**Exercise requirements:**
Copy every line of the records below that holds the word "admission".

**Rows:**
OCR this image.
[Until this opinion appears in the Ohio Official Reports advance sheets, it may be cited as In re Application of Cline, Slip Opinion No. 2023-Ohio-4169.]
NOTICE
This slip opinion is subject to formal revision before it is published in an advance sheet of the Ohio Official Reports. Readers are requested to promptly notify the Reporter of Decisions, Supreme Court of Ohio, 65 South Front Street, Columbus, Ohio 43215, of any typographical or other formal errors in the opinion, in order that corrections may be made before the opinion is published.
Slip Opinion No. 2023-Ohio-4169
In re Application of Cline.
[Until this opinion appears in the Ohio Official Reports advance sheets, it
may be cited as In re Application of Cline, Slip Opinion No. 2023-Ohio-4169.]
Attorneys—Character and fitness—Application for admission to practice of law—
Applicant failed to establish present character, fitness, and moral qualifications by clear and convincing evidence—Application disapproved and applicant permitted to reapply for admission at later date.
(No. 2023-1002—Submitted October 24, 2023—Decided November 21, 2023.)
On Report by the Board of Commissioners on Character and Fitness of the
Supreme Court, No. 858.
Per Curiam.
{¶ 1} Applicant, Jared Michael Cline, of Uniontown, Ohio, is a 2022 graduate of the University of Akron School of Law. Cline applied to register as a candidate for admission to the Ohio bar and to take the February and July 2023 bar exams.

**Exercise response:**
Attorneys—Character and fitness—Application for admission to practice of law—
Applicant failed to establish present character, fitness, and moral qualifications by clear and convincing evidence—Application disapproved and applicant permitted to reapply for admission at later date.
{¶ 1} Applicant, Jared Michael Cline, of Uniontown, Ohio, is a 2022 graduate of the University of Akron School of Law. Cline applied to register as a candidate for admission to the Ohio bar and to take the February and July 2023 bar exams.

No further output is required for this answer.